BEGIN Dataset records

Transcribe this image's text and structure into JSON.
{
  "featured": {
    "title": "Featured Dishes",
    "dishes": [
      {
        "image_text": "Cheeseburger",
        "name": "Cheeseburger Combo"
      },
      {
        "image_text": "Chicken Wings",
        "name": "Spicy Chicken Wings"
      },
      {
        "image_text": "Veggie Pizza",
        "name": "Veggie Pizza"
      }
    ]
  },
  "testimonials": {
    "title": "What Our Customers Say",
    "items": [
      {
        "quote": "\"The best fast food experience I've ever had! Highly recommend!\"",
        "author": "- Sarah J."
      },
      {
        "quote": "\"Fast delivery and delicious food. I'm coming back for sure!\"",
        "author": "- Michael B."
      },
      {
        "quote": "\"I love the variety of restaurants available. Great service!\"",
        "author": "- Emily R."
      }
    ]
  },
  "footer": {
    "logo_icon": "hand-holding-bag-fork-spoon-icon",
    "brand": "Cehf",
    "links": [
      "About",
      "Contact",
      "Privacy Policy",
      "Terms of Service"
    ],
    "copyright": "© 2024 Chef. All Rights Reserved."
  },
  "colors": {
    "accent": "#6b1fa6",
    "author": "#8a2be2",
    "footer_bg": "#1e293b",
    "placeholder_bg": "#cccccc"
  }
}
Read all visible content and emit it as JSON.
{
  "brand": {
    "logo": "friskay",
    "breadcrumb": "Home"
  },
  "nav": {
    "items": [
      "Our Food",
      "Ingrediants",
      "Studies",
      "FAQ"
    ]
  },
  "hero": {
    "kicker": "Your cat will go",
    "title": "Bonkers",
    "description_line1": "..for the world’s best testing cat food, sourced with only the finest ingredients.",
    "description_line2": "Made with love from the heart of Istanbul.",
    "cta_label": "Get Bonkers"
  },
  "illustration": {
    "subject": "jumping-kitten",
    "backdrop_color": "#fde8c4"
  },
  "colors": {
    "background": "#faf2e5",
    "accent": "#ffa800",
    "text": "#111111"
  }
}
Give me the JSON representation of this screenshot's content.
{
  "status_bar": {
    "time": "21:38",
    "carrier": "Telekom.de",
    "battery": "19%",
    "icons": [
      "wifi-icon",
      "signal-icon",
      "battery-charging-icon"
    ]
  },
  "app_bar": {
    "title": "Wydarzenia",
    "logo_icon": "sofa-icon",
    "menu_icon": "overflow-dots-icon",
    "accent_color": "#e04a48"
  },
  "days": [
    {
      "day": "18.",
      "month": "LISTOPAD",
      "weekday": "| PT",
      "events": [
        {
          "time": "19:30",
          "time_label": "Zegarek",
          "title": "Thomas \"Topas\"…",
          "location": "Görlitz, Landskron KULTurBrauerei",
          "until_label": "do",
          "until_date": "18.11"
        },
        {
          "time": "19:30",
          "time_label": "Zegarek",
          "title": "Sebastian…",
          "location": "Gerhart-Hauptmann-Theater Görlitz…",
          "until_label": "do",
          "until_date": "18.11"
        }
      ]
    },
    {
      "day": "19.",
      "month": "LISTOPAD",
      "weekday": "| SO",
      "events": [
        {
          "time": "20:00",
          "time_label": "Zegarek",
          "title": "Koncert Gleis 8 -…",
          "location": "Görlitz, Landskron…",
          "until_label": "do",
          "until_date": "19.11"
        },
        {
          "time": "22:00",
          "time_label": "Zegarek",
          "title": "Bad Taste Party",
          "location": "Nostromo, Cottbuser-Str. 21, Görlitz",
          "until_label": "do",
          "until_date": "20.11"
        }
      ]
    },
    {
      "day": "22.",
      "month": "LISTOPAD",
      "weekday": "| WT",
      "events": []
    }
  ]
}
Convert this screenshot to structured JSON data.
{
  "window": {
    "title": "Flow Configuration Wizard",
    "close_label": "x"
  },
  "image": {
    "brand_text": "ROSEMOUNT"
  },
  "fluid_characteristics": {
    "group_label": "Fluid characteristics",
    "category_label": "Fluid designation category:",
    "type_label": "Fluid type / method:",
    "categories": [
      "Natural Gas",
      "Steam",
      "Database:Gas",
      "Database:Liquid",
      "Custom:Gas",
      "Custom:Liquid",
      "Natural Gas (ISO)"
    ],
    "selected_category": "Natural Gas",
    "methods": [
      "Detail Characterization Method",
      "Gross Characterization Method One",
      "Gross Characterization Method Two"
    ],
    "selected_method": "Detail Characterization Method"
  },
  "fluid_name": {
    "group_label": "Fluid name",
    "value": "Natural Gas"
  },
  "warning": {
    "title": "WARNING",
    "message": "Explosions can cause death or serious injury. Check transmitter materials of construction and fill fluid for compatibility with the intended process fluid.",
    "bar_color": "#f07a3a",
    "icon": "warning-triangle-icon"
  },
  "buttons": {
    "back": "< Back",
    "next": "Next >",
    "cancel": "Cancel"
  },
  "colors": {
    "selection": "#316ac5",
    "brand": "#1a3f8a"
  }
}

END Dataset records

**Short exercise**
The records above should be repeated in full, exactly as given.

**Answer to this problem**
Transcribe this image's text and structure into JSON.
{
  "featured": {
    "title": "Featured Dishes",
    "dishes": [
      {
        "image_text": "Cheeseburger",
        "name": "Cheeseburger Combo"
      },
      {
        "image_text": "Chicken Wings",
        "name": "Spicy Chicken Wings"
      },
      {
        "image_text": "Veggie Pizza",
        "name": "Veggie Pizza"
      }
    ]
  },
  "testimonials": {
    "title": "What Our Customers Say",
    "items": [
      {
        "quote": "\"The best fast food experience I've ever had! Highly recommend!\"",
        "author": "- Sarah J."
      },
      {
        "quote": "\"Fast delivery and delicious food. I'm coming back for sure!\"",
        "author": "- Michael B."
      },
      {
        "quote": "\"I love the variety of restaurants available. Great service!\"",
        "author": "- Emily R."
      }
    ]
  },
  "footer": {
    "logo_icon": "hand-holding-bag-fork-spoon-icon",
    "brand": "Cehf",
    "links": [
      "About",
      "Contact",
      "Privacy Policy",
      "Terms of Service"
    ],
    "copyright": "© 2024 Chef. All Rights Reserved."
  },
  "colors": {
    "accent": "#6b1fa6",
    "author": "#8a2be2",
    "footer_bg": "#1e293b",
    "placeholder_bg": "#cccccc"
  }
}
Read all visible content and emit it as JSON.
{
  "brand": {
    "logo": "friskay",
    "breadcrumb": "Home"
  },
  "nav": {
    "items": [
      "Our Food",
      "Ingrediants",
      "Studies",
      "FAQ"
    ]
  },
  "hero": {
    "kicker": "Your cat will go",
    "title": "Bonkers",
    "description_line1": "..for the world’s best testing cat food, sourced with only the finest ingredients.",
    "description_line2": "Made with love from the heart of Istanbul.",
    "cta_label": "Get Bonkers"
  },
  "illustration": {
    "subject": "jumping-kitten",
    "backdrop_color": "#fde8c4"
  },
  "colors": {
    "background": "#faf2e5",
    "accent": "#ffa800",
    "text": "#111111"
  }
}
Give me the JSON representation of this screenshot's content.
{
  "status_bar": {
    "time": "21:38",
    "carrier": "Telekom.de",
    "battery": "19%",
    "icons": [
      "wifi-icon",
      "signal-icon",
      "battery-charging-icon"
    ]
  },
  "app_bar": {
    "title": "Wydarzenia",
    "logo_icon": "sofa-icon",
    "menu_icon": "overflow-dots-icon",
    "accent_color": "#e04a48"
  },
  "days": [
    {
      "day": "18.",
      "month": "LISTOPAD",
      "weekday": "| PT",
      "events": [
        {
          "time": "19:30",
          "time_label": "Zegarek",
          "title": "Thomas \"Topas\"…",
          "location": "Görlitz, Landskron KULTurBrauerei",
          "until_label": "do",
          "until_date": "18.11"
        },
        {
          "time": "19:30",
          "time_label": "Zegarek",
          "title": "Sebastian…",
          "location": "Gerhart-Hauptmann-Theater Görlitz…",
          "until_label": "do",
          "until_date": "18.11"
        }
      ]
    },
    {
      "day": "19.",
      "month": "LISTOPAD",
      "weekday": "| SO",
      "events": [
        {
          "time": "20:00",
          "time_label": "Zegarek",
          "title": "Koncert Gleis 8 -…",
          "location": "Görlitz, Landskron…",
          "until_label": "do",
          "until_date": "19.11"
        },
        {
          "time": "22:00",
          "time_label": "Zegarek",
          "title": "Bad Taste Party",
          "location": "Nostromo, Cottbuser-Str. 21, Görlitz",
          "until_label": "do",
          "until_date": "20.11"
        }
      ]
    },
    {
      "day": "22.",
      "month": "LISTOPAD",
      "weekday": "| WT",
      "events": []
    }
  ]
}
Convert this screenshot to structured JSON data.
{
  "window": {
    "title": "Flow Configuration Wizard",
    "close_label": "x"
  },
  "image": {
    "brand_text": "ROSEMOUNT"
  },
  "fluid_characteristics": {
    "group_label": "Fluid characteristics",
    "category_label": "Fluid designation category:",
    "type_label": "Fluid type / method:",
    "categories": [
      "Natural Gas",
      "Steam",
      "Database:Gas",
      "Database:Liquid",
      "Custom:Gas",
      "Custom:Liquid",
      "Natural Gas (ISO)"
    ],
    "selected_category": "Natural Gas",
    "methods": [
      "Detail Characterization Method",
      "Gross Characterization Method One",
      "Gross Characterization Method Two"
    ],
    "selected_method": "Detail Characterization Method"
  },
  "fluid_name": {
    "group_label": "Fluid name",
    "value": "Natural Gas"
  },
  "warning": {
    "title": "WARNING",
    "message": "Explosions can cause death or serious injury. Check transmitter materials of construction and fill fluid for compatibility with the intended process fluid.",
    "bar_color": "#f07a3a",
    "icon": "warning-triangle-icon"
  },
  "buttons": {
    "back": "< Back",
    "next": "Next >",
    "cancel": "Cancel"
  },
  "colors": {
    "selection": "#316ac5",
    "brand": "#1a3f8a"
  }
}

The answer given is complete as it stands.